··· Supplied information ···
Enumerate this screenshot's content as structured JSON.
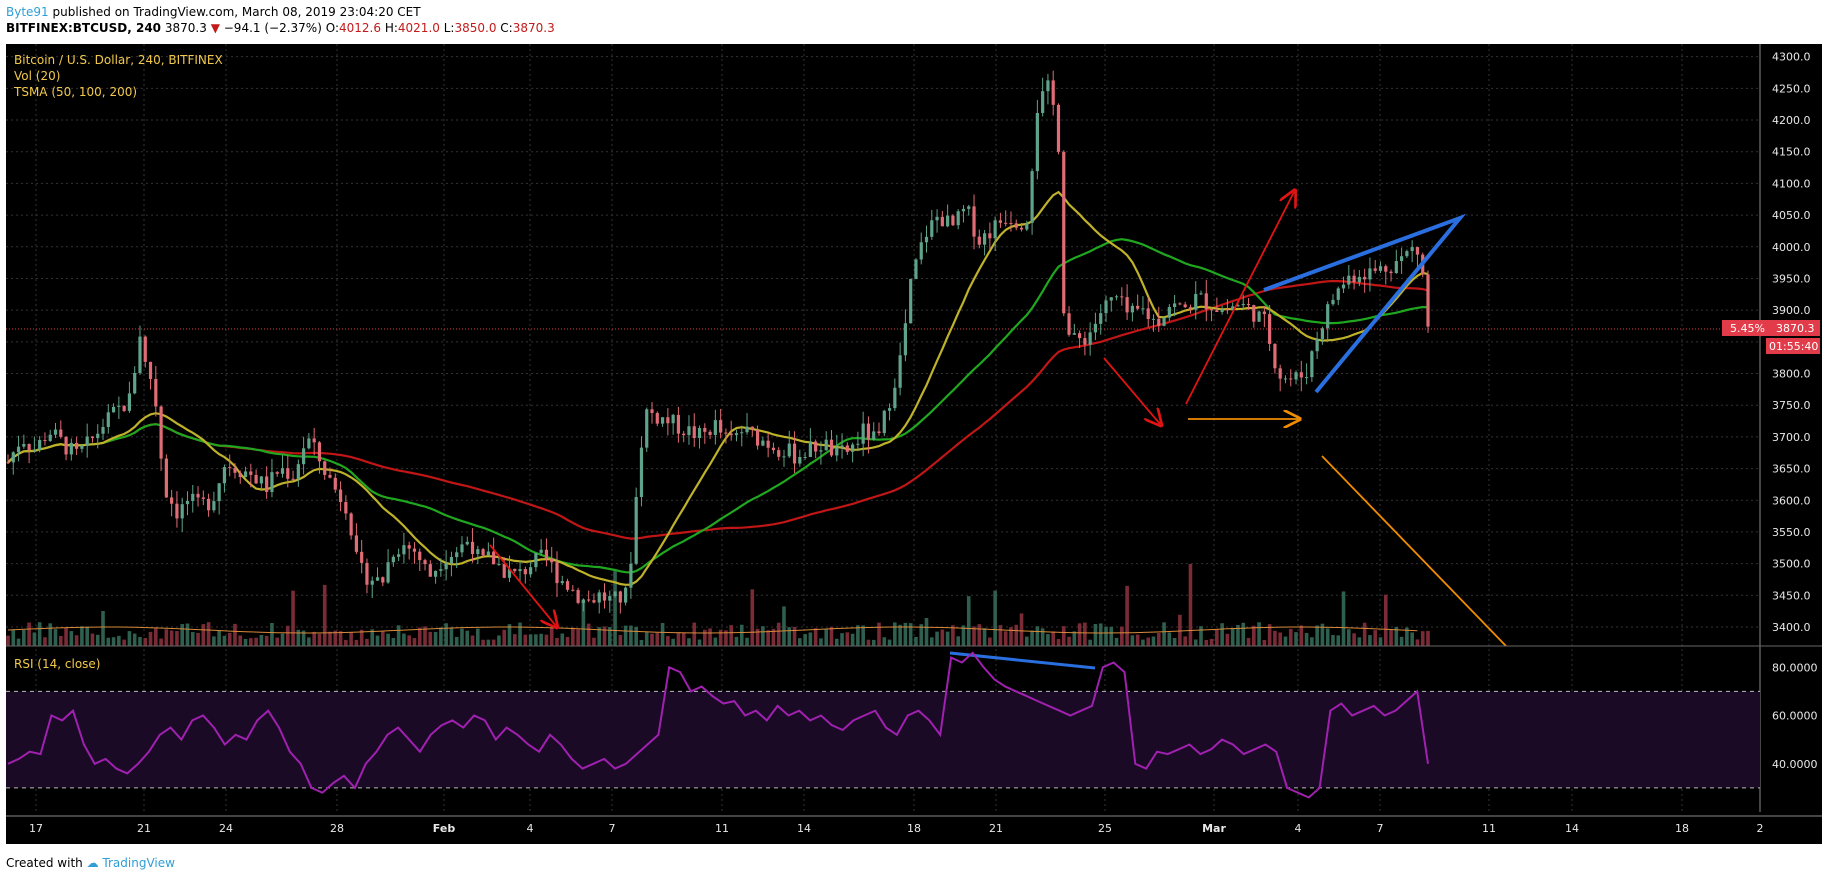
{
  "header": {
    "author": "Byte91",
    "published": " published on TradingView.com, March 08, 2019 23:04:20 CET",
    "symbol": "BITFINEX:BTCUSD, 240",
    "last": "3870.3",
    "change_arrow": "▼",
    "change": "−94.1 (−2.37%)",
    "o_label": "O:",
    "o_value": "4012.6",
    "h_label": "H:",
    "h_value": "4021.0",
    "l_label": "L:",
    "l_value": "3850.0",
    "c_label": "C:",
    "c_value": "3870.3"
  },
  "legend": {
    "title": "Bitcoin / U.S. Dollar, 240, BITFINEX",
    "vol": "Vol (20)",
    "tsma": "TSMA (50, 100, 200)",
    "rsi": "RSI (14, close)"
  },
  "price_badge": {
    "pct": "5.45%",
    "price": "3870.3",
    "countdown": "01:55:40"
  },
  "footer": {
    "created": "Created with",
    "brand": "TradingView"
  },
  "colors": {
    "bg": "#000000",
    "grid": "#333333",
    "up": "#5fa38a",
    "down": "#e06c75",
    "sma50": "#bfb22a",
    "sma100": "#1fa81f",
    "sma200": "#c01616",
    "rsi": "#a020b0",
    "blue": "#2a6fe0",
    "red_arrow": "#e01414",
    "orange": "#f08c00"
  },
  "chart_data": [
    {
      "type": "candlestick",
      "title": "Bitcoin / U.S. Dollar, 240, BITFINEX",
      "x_ticks": [
        "17",
        "21",
        "24",
        "28",
        "Feb",
        "4",
        "7",
        "11",
        "14",
        "18",
        "21",
        "25",
        "Mar",
        "4",
        "7",
        "11",
        "14",
        "18",
        "2"
      ],
      "y_ticks": [
        "4300.0",
        "4250.0",
        "4200.0",
        "4150.0",
        "4100.0",
        "4050.0",
        "4000.0",
        "3950.0",
        "3900.0",
        "3850.0",
        "3800.0",
        "3750.0",
        "3700.0",
        "3650.0",
        "3600.0",
        "3550.0",
        "3500.0",
        "3450.0",
        "3400.0"
      ],
      "ylim": [
        3370,
        4320
      ],
      "last_price": 3870.3,
      "price_path": [
        [
          0,
          3660
        ],
        [
          0.4,
          3700
        ],
        [
          0.8,
          3680
        ],
        [
          1.2,
          3710
        ],
        [
          1.6,
          3690
        ],
        [
          2,
          3670
        ],
        [
          2.4,
          3690
        ],
        [
          2.8,
          3720
        ],
        [
          3.2,
          3740
        ],
        [
          3.6,
          3760
        ],
        [
          3.9,
          3870
        ],
        [
          4.0,
          3820
        ],
        [
          4.3,
          3780
        ],
        [
          4.6,
          3620
        ],
        [
          5.0,
          3580
        ],
        [
          5.3,
          3600
        ],
        [
          5.6,
          3590
        ],
        [
          6.0,
          3600
        ],
        [
          6.4,
          3660
        ],
        [
          6.8,
          3650
        ],
        [
          7.2,
          3640
        ],
        [
          7.6,
          3620
        ],
        [
          8.0,
          3650
        ],
        [
          8.4,
          3640
        ],
        [
          8.8,
          3700
        ],
        [
          9.2,
          3660
        ],
        [
          9.6,
          3620
        ],
        [
          10.0,
          3590
        ],
        [
          10.3,
          3490
        ],
        [
          10.6,
          3480
        ],
        [
          11.0,
          3470
        ],
        [
          11.3,
          3520
        ],
        [
          11.6,
          3530
        ],
        [
          12.0,
          3520
        ],
        [
          12.4,
          3480
        ],
        [
          12.8,
          3510
        ],
        [
          13.2,
          3520
        ],
        [
          13.6,
          3540
        ],
        [
          13.9,
          3500
        ],
        [
          14.2,
          3510
        ],
        [
          14.6,
          3490
        ],
        [
          15.0,
          3480
        ],
        [
          15.4,
          3500
        ],
        [
          15.8,
          3510
        ],
        [
          16.2,
          3480
        ],
        [
          16.6,
          3460
        ],
        [
          17.0,
          3440
        ],
        [
          17.4,
          3450
        ],
        [
          17.8,
          3440
        ],
        [
          18.2,
          3450
        ],
        [
          18.4,
          3540
        ],
        [
          18.6,
          3680
        ],
        [
          18.8,
          3740
        ],
        [
          19.2,
          3730
        ],
        [
          19.6,
          3720
        ],
        [
          20.0,
          3710
        ],
        [
          20.4,
          3700
        ],
        [
          20.8,
          3720
        ],
        [
          21.2,
          3690
        ],
        [
          21.6,
          3710
        ],
        [
          22.0,
          3700
        ],
        [
          22.4,
          3690
        ],
        [
          22.8,
          3680
        ],
        [
          23.2,
          3670
        ],
        [
          23.6,
          3680
        ],
        [
          24.0,
          3690
        ],
        [
          24.4,
          3670
        ],
        [
          24.8,
          3680
        ],
        [
          25.2,
          3710
        ],
        [
          25.6,
          3690
        ],
        [
          26.0,
          3770
        ],
        [
          26.3,
          3830
        ],
        [
          26.6,
          3950
        ],
        [
          27.0,
          4020
        ],
        [
          27.4,
          4050
        ],
        [
          27.8,
          4030
        ],
        [
          28.2,
          4060
        ],
        [
          28.6,
          4010
        ],
        [
          29.0,
          4030
        ],
        [
          29.4,
          4050
        ],
        [
          29.8,
          4040
        ],
        [
          30.0,
          4050
        ],
        [
          30.3,
          4220
        ],
        [
          30.6,
          4250
        ],
        [
          30.9,
          4200
        ],
        [
          31.1,
          3870
        ],
        [
          31.4,
          3850
        ],
        [
          31.8,
          3860
        ],
        [
          32.2,
          3900
        ],
        [
          32.6,
          3920
        ],
        [
          33.0,
          3890
        ],
        [
          33.4,
          3900
        ],
        [
          33.8,
          3880
        ],
        [
          34.2,
          3910
        ],
        [
          34.6,
          3900
        ],
        [
          35.0,
          3920
        ],
        [
          35.4,
          3910
        ],
        [
          35.8,
          3900
        ],
        [
          36.2,
          3910
        ],
        [
          36.6,
          3900
        ],
        [
          37.0,
          3880
        ],
        [
          37.4,
          3800
        ],
        [
          37.8,
          3790
        ],
        [
          38.2,
          3800
        ],
        [
          38.6,
          3870
        ],
        [
          39.0,
          3920
        ],
        [
          39.4,
          3950
        ],
        [
          39.8,
          3960
        ],
        [
          40.2,
          3960
        ],
        [
          40.6,
          3970
        ],
        [
          41.0,
          3980
        ],
        [
          41.4,
          4000
        ],
        [
          41.6,
          3980
        ],
        [
          41.8,
          3870
        ]
      ],
      "volume_overlay": true
    },
    {
      "type": "line",
      "title": "RSI (14, close)",
      "y_ticks": [
        "80.0000",
        "60.0000",
        "40.0000"
      ],
      "ylim": [
        20,
        88
      ],
      "bands": [
        30,
        70
      ],
      "values": [
        40,
        42,
        45,
        44,
        60,
        58,
        62,
        48,
        40,
        42,
        38,
        36,
        40,
        45,
        52,
        55,
        50,
        58,
        60,
        55,
        48,
        52,
        50,
        58,
        62,
        55,
        45,
        40,
        30,
        28,
        32,
        35,
        30,
        40,
        45,
        52,
        55,
        50,
        45,
        52,
        56,
        58,
        55,
        60,
        58,
        50,
        55,
        52,
        48,
        45,
        52,
        48,
        42,
        38,
        40,
        42,
        38,
        40,
        44,
        48,
        52,
        80,
        78,
        70,
        72,
        68,
        65,
        66,
        60,
        62,
        58,
        64,
        60,
        62,
        58,
        60,
        56,
        54,
        58,
        60,
        62,
        55,
        52,
        60,
        62,
        58,
        52,
        84,
        82,
        86,
        80,
        75,
        72,
        70,
        68,
        66,
        64,
        62,
        60,
        62,
        64,
        80,
        82,
        78,
        40,
        38,
        45,
        44,
        46,
        48,
        44,
        46,
        50,
        48,
        44,
        46,
        48,
        45,
        30,
        28,
        26,
        30,
        62,
        65,
        60,
        62,
        64,
        60,
        62,
        66,
        70,
        40
      ]
    }
  ]
}
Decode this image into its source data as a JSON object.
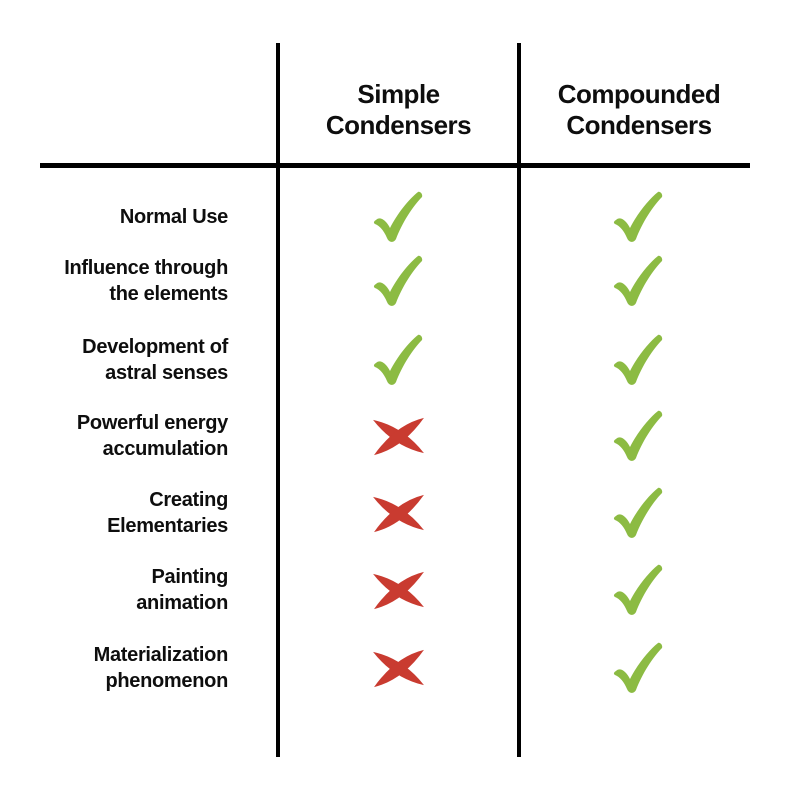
{
  "table": {
    "headers": [
      {
        "id": "simple",
        "lines": [
          "Simple",
          "Condensers"
        ]
      },
      {
        "id": "compounded",
        "lines": [
          "Compounded",
          "Condensers"
        ]
      }
    ],
    "rows": [
      {
        "label_lines": [
          "Normal Use"
        ],
        "simple": "check",
        "compounded": "check"
      },
      {
        "label_lines": [
          "Influence through",
          "the elements"
        ],
        "simple": "check",
        "compounded": "check"
      },
      {
        "label_lines": [
          "Development of",
          "astral senses"
        ],
        "simple": "check",
        "compounded": "check"
      },
      {
        "label_lines": [
          "Powerful energy",
          "accumulation"
        ],
        "simple": "cross",
        "compounded": "check"
      },
      {
        "label_lines": [
          "Creating",
          "Elementaries"
        ],
        "simple": "cross",
        "compounded": "check"
      },
      {
        "label_lines": [
          "Painting",
          "animation"
        ],
        "simple": "cross",
        "compounded": "check"
      },
      {
        "label_lines": [
          "Materialization",
          "phenomenon"
        ],
        "simple": "cross",
        "compounded": "check"
      }
    ]
  },
  "icons": {
    "check": "check-icon",
    "cross": "cross-icon"
  },
  "colors": {
    "check_green": "#8CBB43",
    "cross_red": "#C93B30",
    "line_black": "#000000",
    "background": "#FFFFFF"
  }
}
···
▸ Set exercise
Pick out and copy every line that contains the word "JSON".

▸ Output for this exercise
Enumerate this screenshot's content as structured JSON.
Decode this image into its source data as a JSON object.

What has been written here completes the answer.